Structured figure records:
════════

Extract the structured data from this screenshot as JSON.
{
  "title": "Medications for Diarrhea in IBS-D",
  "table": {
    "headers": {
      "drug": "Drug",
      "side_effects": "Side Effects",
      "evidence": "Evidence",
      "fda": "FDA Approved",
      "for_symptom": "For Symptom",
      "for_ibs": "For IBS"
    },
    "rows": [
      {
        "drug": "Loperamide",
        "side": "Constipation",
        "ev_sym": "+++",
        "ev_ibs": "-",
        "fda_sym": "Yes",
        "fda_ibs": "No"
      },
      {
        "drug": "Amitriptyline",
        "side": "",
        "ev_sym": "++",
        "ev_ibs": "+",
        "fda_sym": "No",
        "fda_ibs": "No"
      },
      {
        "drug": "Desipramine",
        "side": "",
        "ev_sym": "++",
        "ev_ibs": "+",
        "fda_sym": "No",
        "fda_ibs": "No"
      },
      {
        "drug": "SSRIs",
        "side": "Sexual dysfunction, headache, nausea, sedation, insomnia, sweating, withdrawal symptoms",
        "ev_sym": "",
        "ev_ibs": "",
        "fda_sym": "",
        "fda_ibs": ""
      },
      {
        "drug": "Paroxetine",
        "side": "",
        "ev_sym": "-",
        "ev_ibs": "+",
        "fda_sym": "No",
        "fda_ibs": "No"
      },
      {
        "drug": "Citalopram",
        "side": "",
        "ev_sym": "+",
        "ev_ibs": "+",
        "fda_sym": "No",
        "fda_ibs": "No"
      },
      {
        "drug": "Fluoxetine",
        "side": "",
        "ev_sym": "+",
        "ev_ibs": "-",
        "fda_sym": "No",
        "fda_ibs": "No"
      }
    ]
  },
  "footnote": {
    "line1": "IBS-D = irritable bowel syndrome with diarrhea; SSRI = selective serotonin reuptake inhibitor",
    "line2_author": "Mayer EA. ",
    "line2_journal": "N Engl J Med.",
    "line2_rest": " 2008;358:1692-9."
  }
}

════════

> **PROBLEM TO SOLVE**
Repeat the data in its entirety, character for character.

> **WRITTEN ANSWER**
Extract the structured data from this screenshot as JSON.
{
  "title": "Medications for Diarrhea in IBS-D",
  "table": {
    "headers": {
      "drug": "Drug",
      "side_effects": "Side Effects",
      "evidence": "Evidence",
      "fda": "FDA Approved",
      "for_symptom": "For Symptom",
      "for_ibs": "For IBS"
    },
    "rows": [
      {
        "drug": "Loperamide",
        "side": "Constipation",
        "ev_sym": "+++",
        "ev_ibs": "-",
        "fda_sym": "Yes",
        "fda_ibs": "No"
      },
      {
        "drug": "Amitriptyline",
        "side": "",
        "ev_sym": "++",
        "ev_ibs": "+",
        "fda_sym": "No",
        "fda_ibs": "No"
      },
      {
        "drug": "Desipramine",
        "side": "",
        "ev_sym": "++",
        "ev_ibs": "+",
        "fda_sym": "No",
        "fda_ibs": "No"
      },
      {
        "drug": "SSRIs",
        "side": "Sexual dysfunction, headache, nausea, sedation, insomnia, sweating, withdrawal symptoms",
        "ev_sym": "",
        "ev_ibs": "",
        "fda_sym": "",
        "fda_ibs": ""
      },
      {
        "drug": "Paroxetine",
        "side": "",
        "ev_sym": "-",
        "ev_ibs": "+",
        "fda_sym": "No",
        "fda_ibs": "No"
      },
      {
        "drug": "Citalopram",
        "side": "",
        "ev_sym": "+",
        "ev_ibs": "+",
        "fda_sym": "No",
        "fda_ibs": "No"
      },
      {
        "drug": "Fluoxetine",
        "side": "",
        "ev_sym": "+",
        "ev_ibs": "-",
        "fda_sym": "No",
        "fda_ibs": "No"
      }
    ]
  },
  "footnote": {
    "line1": "IBS-D = irritable bowel syndrome with diarrhea; SSRI = selective serotonin reuptake inhibitor",
    "line2_author": "Mayer EA. ",
    "line2_journal": "N Engl J Med.",
    "line2_rest": " 2008;358:1692-9."
  }
}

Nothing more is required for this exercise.